Functional-Utilitarian Model: It refers to the assumption in behavioral approach that all human actions are learned or maintained as means of some benefit or utility they provide to the person exhibiting them.

Extinction: The disappearance of previously learned behavior when the behavior is not reinforced anymore.

Conduct Disorder: A condition presenting itself as repetitive and persistent pattern of behavior in which basic rights of others or age-appropriate norms are violated.

Testing of Limits: The use of behavioral counter-strategies by a subject by maintaining the same maladaptive behavior to see how far one can go in the enforcement of behavior modification strategies.

Intellectual Disability: A new term for mental retardation that reflects a condition of significant limitations in cognitive functioning and in adaptive behavior.

Prompting: An act of helping or teaching a behavior to occur.

Skill Behavior: A positive, wanted, or adaptive human action that is sought to be taught for the benefit of the learner.

Entries taken from a collection:
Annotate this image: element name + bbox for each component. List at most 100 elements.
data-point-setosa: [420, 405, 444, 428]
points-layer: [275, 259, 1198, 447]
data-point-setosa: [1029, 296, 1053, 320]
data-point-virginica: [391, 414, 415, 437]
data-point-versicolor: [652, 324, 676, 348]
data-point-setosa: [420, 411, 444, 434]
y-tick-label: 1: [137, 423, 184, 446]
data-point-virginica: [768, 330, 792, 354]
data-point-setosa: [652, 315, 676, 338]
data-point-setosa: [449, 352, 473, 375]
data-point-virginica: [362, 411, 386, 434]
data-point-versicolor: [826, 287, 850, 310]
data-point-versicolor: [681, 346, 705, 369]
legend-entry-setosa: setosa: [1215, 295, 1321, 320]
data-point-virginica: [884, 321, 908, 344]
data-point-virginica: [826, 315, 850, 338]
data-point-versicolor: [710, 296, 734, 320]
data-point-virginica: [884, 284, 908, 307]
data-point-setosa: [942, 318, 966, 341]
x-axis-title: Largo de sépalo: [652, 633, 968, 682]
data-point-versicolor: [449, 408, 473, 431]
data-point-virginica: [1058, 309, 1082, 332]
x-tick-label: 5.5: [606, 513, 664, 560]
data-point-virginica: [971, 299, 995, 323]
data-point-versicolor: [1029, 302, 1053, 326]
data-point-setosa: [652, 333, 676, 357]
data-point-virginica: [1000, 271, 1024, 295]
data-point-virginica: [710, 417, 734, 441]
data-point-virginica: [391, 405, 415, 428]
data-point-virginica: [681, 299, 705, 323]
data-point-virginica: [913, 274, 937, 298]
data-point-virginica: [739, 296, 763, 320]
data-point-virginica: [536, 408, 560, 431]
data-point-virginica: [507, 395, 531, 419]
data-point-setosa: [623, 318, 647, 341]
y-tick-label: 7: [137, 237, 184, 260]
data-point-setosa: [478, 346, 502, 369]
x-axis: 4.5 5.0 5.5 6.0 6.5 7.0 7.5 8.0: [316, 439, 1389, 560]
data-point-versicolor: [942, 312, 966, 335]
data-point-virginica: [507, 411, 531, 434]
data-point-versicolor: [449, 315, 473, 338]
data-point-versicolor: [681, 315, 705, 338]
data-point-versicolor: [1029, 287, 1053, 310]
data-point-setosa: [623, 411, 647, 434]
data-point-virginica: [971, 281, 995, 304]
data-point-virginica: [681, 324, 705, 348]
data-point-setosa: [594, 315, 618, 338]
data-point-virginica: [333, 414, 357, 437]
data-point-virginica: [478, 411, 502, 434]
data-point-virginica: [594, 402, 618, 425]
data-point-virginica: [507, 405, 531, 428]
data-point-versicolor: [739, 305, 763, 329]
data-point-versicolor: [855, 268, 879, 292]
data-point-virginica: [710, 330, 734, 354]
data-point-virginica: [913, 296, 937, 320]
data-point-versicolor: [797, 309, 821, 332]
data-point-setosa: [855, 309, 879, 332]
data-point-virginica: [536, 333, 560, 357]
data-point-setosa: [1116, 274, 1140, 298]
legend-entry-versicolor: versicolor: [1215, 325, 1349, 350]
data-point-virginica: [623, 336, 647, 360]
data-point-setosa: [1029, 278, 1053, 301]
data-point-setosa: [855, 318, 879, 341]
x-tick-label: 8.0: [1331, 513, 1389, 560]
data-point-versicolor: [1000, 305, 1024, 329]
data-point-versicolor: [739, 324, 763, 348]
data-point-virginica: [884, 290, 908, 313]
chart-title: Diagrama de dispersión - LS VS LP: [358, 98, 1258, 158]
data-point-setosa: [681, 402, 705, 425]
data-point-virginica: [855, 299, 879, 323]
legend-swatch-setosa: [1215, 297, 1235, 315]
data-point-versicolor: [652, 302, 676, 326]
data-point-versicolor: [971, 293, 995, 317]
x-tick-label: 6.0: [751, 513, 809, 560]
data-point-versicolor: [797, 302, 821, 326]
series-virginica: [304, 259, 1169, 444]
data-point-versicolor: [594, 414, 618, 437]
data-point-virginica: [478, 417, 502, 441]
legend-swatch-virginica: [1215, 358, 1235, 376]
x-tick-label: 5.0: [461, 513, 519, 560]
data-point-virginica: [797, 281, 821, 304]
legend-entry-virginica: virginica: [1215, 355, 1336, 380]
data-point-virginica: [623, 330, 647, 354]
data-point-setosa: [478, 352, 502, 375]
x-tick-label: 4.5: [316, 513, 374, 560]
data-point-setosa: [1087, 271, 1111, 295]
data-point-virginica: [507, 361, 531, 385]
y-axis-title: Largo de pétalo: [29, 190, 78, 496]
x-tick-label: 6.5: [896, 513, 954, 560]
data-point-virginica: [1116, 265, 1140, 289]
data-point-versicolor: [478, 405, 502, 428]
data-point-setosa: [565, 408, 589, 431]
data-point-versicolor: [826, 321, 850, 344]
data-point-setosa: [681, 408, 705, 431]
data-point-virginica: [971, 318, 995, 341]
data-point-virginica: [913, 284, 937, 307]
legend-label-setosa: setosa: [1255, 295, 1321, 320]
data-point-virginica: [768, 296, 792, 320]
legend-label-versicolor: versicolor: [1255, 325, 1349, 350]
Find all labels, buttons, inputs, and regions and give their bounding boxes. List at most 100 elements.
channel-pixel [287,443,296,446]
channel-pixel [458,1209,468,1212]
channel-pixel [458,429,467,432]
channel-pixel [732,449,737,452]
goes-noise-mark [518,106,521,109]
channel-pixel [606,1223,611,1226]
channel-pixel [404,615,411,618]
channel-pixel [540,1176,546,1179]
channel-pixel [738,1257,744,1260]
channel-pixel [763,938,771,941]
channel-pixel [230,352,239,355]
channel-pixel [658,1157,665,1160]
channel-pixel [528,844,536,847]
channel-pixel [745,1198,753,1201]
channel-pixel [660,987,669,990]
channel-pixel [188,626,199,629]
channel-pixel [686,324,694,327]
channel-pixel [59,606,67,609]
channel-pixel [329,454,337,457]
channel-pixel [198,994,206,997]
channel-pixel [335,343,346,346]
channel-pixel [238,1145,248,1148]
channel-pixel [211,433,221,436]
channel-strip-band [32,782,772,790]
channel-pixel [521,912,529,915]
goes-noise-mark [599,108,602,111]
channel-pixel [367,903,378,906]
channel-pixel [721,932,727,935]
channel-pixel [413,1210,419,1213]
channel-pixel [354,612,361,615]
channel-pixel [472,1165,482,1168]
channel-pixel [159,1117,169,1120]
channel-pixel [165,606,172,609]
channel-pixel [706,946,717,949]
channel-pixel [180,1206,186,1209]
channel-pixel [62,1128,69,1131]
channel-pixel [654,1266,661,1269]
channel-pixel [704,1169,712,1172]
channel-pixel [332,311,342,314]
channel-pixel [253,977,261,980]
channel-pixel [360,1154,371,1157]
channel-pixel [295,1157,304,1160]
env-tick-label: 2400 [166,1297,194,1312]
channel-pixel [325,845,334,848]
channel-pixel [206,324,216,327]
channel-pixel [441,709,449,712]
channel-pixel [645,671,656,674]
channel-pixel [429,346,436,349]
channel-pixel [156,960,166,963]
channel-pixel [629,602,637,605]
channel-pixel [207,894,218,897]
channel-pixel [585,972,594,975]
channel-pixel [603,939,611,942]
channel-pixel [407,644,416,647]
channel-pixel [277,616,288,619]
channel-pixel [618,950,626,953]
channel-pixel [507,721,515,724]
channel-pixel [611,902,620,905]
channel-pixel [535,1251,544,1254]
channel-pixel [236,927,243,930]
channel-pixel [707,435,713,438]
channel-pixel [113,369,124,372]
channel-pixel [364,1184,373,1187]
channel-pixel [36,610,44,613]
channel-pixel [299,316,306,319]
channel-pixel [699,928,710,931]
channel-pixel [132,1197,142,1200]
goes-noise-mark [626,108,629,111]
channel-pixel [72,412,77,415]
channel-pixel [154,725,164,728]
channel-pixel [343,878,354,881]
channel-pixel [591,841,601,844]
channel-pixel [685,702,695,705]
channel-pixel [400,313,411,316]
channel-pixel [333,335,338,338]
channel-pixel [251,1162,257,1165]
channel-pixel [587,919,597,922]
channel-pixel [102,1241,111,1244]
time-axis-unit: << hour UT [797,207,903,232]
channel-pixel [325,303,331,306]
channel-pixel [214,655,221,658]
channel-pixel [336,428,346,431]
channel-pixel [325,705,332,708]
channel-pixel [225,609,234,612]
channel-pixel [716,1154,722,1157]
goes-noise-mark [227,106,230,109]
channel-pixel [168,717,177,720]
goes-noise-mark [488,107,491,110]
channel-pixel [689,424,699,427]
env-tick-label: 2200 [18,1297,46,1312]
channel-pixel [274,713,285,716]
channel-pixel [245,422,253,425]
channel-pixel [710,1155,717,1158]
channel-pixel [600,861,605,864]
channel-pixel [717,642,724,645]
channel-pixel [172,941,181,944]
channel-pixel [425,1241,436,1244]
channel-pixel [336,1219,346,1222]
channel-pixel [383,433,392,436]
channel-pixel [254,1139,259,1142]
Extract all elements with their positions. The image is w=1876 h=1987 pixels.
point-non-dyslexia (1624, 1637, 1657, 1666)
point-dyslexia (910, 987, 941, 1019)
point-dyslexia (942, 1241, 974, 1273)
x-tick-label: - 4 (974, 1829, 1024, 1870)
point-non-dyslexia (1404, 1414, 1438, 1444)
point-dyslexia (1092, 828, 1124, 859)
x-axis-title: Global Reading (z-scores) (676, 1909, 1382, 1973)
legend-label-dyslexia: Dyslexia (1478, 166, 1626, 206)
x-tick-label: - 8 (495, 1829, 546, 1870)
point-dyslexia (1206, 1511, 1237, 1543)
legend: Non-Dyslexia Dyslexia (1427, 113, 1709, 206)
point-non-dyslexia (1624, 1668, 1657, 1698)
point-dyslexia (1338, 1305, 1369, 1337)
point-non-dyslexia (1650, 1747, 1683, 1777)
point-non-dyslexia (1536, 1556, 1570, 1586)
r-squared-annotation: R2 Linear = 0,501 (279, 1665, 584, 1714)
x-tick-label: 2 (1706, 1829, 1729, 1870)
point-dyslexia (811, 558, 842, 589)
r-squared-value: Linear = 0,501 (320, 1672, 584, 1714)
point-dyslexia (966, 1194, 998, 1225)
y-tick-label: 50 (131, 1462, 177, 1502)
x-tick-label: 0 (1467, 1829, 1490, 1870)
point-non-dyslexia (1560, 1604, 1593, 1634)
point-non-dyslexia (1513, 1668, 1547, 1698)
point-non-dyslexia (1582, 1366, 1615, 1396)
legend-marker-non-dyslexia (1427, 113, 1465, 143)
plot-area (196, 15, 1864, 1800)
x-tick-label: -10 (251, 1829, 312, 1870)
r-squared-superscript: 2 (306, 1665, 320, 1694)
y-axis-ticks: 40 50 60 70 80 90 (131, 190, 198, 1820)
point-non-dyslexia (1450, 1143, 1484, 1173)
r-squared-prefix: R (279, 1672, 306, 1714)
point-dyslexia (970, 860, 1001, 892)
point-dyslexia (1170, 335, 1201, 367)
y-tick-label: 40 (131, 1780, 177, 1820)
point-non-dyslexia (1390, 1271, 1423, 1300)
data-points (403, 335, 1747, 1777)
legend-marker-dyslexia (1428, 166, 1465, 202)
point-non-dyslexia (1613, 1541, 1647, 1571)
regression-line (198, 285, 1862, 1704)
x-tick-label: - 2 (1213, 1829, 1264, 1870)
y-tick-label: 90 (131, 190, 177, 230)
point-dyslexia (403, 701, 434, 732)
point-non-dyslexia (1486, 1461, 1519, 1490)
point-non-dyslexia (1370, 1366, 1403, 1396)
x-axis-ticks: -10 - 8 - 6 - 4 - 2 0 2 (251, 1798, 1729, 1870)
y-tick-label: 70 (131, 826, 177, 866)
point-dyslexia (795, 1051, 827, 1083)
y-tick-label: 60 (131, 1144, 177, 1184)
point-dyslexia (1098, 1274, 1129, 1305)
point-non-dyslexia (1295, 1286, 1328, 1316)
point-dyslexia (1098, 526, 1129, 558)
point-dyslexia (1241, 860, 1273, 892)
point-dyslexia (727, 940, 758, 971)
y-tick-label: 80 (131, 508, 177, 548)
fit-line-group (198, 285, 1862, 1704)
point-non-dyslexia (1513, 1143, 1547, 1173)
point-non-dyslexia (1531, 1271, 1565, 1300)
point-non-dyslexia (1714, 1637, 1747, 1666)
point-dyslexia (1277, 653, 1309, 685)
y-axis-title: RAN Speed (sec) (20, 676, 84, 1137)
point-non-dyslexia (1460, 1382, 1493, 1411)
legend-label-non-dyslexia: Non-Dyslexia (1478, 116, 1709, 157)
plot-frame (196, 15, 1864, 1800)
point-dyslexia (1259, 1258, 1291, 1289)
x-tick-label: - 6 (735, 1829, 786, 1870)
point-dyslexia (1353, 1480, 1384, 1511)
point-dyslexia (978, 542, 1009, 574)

Task brief: Continue the glossary of behavior terms, adding new entries after its last one, "Skill Behavior," in the same format of term followed by definition.

Solved problem:
Biofeedback: A training process of gaining awareness of the physiological functions using instruments that provide information on the activity of those systems with a goal of being able to manipulate them.

Token Economy: A system of contingency management based on systematic reinforcement, is target behavior using tokens that can be exchanged for other reinforcements.

Differential Rewards: A procedure of reinforcement of certain specified behaviors while abstaining from rewarding certain other kinds of other or alternate behaviors.

Problem Behavior: A negative, unwanted, or maladaptive human action that causes stress on others, is either harmful to self or others, is age inappropriate and interferes in the learning or teaching of skill behaviors.

Applied Behavior Analysis: A scientific discipline concerned with developing techniques of behavior change based on principles of behaviorism.

Generalization: A tendency to respond in the same way to different but similar stimuli.

Situational Analysis: A framework for understanding behavior in the context, ambience, environment, or ecology of their occurrence.

Psychometric Approach: An approach that seeks to study individual differences while making measurements of various variables in psychology.

Challenging Behavior: Any behavior that interferes with learning, is harmful to the learner or others in the environment.

Autism: A childhood developmental disorder characterized by social-interaction difficulties, communication challenges, and a tendency to engage in repetitive behaviors.

Symptom Substitution: At the core of psychoanalytic approach, it refers to the development of new symptoms that replaces an old symptom when they have been already cleared after the treatment.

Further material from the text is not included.